● Written instruction 1: Echo the stretch of the Archive::Zip thread from "Because of the" through "used as needed.".

● Selected passage:
______________________________

The problem is that the formerly retrieved files could already have beend extracted and processed on their own and that every attempt to extract the same member object a second time to another filename failes with AZ_STREAM_END. I just use extractToFileNamed and can't find anything in the docs where is stated that multiple extractions of the same member is not allowed or possible.
Because of the error I tried using endRead() and rewindData() before extracting the member a second time but this didn't change anything. It's really a lot easier, and the files need to be extracted twice are really small, to extract some members twice, rather than storing which member already has been extracted and reuse those files and cleaning up later etc.
The only thing which seems to work, because the algorithm I wanted to change used to work this way before, is to extract all the files I need two times, store the extracted files and recreate the zip-Object using Archive::Zip->new()->read() a second time to process all members. This time they are only extracted ones and the formerly extracted files used as needed.
Is there really no easy way to just extract a zip member twice?
Re: unable to extract same file twice using Archive::Zip
by desemondo (Hermit) on Jul 06, 2010 at 08:11 UTC
|
| [reply] [Watch: Dir/Any] |
|
my $zip = Archive::Zip->new();
$zip->read('someFile.zip');
foreach my $member ($zip->members())
{
$member->extractToFileNames('foo.txt');
$member->extractToFileNames('bar.txt');
}
The second try to extract the same member seems always to fail and I can't find an example which states that it is general possible to extract the same member more than once or not.
| [reply] [Watch: Dir/Any] [d/l] |
|
Using your example it would make more sense to simply copy foo.txt as bar.txt instead of extracting it twice...
So the issues/requirements you are facing at this point are:
- I have to extract a zip file exactly in the order the files are present in the zip
- I must extract the file from the archive twice as i cannot copy the extracted version to the second location
Forgive me, but I don't understand. I would gladly offer whatever help I can provide, but this problem your facing doesn't make sense... please clarify
PS.

______________________________

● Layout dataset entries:

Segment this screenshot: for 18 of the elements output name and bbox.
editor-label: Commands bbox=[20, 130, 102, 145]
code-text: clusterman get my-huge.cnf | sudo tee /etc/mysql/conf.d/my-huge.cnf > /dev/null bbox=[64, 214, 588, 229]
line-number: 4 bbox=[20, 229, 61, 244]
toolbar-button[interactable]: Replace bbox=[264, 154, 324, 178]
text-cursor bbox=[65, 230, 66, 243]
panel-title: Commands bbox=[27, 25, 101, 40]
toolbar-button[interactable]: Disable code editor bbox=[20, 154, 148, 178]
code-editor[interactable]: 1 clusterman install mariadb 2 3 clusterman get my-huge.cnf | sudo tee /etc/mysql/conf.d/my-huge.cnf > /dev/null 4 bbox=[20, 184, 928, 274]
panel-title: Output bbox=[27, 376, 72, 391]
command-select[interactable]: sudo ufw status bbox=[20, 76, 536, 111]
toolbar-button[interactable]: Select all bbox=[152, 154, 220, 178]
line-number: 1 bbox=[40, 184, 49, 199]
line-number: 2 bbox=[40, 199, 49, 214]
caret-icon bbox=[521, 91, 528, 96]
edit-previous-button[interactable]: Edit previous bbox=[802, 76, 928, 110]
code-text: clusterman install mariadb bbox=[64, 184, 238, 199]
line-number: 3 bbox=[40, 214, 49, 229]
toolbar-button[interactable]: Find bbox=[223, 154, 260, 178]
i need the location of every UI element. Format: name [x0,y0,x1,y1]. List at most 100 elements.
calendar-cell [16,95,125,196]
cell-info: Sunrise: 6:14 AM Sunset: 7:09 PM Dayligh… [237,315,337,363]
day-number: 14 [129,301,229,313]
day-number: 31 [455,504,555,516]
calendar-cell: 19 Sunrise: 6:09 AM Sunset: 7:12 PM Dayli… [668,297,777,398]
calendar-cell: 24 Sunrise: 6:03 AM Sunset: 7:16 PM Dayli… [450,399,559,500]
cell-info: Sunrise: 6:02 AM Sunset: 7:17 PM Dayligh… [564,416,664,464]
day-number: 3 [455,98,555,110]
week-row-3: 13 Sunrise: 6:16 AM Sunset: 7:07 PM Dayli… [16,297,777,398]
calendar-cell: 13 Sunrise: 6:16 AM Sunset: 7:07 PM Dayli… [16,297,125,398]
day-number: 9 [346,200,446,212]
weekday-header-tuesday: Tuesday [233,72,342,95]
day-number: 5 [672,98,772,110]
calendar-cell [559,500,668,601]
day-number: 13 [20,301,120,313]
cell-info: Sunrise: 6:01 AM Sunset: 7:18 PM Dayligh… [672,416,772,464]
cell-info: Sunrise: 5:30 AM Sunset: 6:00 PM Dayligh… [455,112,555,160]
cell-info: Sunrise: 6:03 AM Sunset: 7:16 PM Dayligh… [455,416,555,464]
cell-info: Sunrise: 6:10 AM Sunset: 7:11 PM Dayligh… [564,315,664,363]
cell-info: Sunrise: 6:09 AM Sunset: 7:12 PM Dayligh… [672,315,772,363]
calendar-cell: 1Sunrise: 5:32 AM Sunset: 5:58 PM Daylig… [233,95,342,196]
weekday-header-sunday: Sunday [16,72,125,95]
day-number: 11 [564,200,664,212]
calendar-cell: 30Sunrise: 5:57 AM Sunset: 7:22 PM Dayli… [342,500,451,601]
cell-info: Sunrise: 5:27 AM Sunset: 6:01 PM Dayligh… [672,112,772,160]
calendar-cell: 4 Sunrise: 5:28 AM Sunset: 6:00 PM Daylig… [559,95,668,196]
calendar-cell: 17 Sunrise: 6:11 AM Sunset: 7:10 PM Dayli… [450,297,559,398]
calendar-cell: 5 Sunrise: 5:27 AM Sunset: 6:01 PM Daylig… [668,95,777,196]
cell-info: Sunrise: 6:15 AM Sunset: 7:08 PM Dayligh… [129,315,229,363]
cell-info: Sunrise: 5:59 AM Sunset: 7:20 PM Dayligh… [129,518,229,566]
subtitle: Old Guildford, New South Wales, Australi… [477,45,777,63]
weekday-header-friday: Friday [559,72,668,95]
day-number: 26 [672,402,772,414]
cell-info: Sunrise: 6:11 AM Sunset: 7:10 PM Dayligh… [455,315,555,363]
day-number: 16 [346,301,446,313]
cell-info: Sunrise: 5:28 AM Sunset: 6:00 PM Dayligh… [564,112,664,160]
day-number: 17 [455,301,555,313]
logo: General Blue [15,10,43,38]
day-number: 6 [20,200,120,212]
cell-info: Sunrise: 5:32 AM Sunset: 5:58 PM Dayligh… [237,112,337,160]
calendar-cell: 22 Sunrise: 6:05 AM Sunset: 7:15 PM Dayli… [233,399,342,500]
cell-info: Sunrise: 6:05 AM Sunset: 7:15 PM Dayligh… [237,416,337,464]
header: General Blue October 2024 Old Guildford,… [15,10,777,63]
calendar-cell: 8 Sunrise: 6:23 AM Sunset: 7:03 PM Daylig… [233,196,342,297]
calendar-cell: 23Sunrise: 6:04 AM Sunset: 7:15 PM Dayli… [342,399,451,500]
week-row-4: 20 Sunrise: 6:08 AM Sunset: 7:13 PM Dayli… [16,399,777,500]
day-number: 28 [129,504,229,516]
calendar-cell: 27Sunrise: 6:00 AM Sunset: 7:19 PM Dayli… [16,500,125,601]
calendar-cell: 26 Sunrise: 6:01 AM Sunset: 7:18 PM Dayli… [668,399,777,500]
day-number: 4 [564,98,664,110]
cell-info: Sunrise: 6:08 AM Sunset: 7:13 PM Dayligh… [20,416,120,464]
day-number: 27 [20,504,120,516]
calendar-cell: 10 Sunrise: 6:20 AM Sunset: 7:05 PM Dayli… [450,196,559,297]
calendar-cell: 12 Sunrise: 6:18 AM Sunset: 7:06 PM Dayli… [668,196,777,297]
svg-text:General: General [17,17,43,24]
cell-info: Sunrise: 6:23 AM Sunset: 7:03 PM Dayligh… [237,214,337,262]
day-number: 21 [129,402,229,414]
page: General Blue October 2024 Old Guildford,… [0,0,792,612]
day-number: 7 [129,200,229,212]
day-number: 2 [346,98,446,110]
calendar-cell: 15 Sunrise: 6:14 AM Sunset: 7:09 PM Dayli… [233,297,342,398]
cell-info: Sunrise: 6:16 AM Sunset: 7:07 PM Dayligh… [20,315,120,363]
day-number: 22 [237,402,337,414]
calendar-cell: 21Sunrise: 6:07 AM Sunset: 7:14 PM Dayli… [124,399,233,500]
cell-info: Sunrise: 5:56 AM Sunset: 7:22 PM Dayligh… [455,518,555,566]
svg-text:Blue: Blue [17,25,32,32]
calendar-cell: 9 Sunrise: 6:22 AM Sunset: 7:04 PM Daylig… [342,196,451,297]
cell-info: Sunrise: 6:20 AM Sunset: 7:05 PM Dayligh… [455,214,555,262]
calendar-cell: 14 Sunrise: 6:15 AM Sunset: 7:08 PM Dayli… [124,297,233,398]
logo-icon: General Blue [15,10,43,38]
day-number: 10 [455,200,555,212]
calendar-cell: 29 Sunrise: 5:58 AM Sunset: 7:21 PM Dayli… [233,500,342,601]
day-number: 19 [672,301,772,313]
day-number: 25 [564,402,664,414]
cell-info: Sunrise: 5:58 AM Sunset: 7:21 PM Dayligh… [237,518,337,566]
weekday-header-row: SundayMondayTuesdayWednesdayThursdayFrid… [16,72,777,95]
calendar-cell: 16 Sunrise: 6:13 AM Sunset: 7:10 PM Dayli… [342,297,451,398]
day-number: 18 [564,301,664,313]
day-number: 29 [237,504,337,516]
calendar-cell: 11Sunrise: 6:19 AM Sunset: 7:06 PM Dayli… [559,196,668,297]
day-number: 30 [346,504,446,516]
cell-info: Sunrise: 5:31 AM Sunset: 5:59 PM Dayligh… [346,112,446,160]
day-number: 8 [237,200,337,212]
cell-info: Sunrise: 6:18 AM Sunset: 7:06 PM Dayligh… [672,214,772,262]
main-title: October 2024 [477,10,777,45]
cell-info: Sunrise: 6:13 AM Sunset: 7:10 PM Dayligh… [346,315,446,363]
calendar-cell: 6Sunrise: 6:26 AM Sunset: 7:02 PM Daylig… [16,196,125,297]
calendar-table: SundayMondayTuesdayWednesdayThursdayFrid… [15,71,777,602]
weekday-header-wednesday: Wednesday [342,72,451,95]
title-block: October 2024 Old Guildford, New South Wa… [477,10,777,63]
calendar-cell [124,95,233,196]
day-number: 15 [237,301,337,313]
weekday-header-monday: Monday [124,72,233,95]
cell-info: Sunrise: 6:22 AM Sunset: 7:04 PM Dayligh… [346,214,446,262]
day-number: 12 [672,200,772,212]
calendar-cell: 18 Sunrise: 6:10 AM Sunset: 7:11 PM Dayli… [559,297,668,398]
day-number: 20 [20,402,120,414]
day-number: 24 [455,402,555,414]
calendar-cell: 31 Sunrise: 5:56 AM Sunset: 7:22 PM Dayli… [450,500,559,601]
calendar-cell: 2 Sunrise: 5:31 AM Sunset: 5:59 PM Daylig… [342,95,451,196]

______________________________

● Written instruction 2: Duplicate the stretch of the listing above from its first line through the line that contains "toolbar-button[interactable]: Disable code", including both of those lines.

● Result 1:
Because of the error I tried using endRead() and rewindData() before extracting the member a second time but this didn't change anything. It's really a lot easier, and the files need to be extracted twice are really small, to extract some members twice, rather than storing which member already has been extracted and reuse those files and cleaning up later etc.
The only thing which seems to work, because the algorithm I wanted to change used to work this way before, is to extract all the files I need two times, store the extracted files and recreate the zip-Object using Archive::Zip->new()->read() a second time to process all members. This time they are only extracted ones and the formerly extracted files used as needed.

● Result 2:
Segment this screenshot: for 18 of the elements output name and bbox.
editor-label: Commands bbox=[20, 130, 102, 145]
code-text: clusterman get my-huge.cnf | sudo tee /etc/mysql/conf.d/my-huge.cnf > /dev/null bbox=[64, 214, 588, 229]
line-number: 4 bbox=[20, 229, 61, 244]
toolbar-button[interactable]: Replace bbox=[264, 154, 324, 178]
text-cursor bbox=[65, 230, 66, 243]
panel-title: Commands bbox=[27, 25, 101, 40]
toolbar-button[interactable]: Disable code editor bbox=[20, 154, 148, 178]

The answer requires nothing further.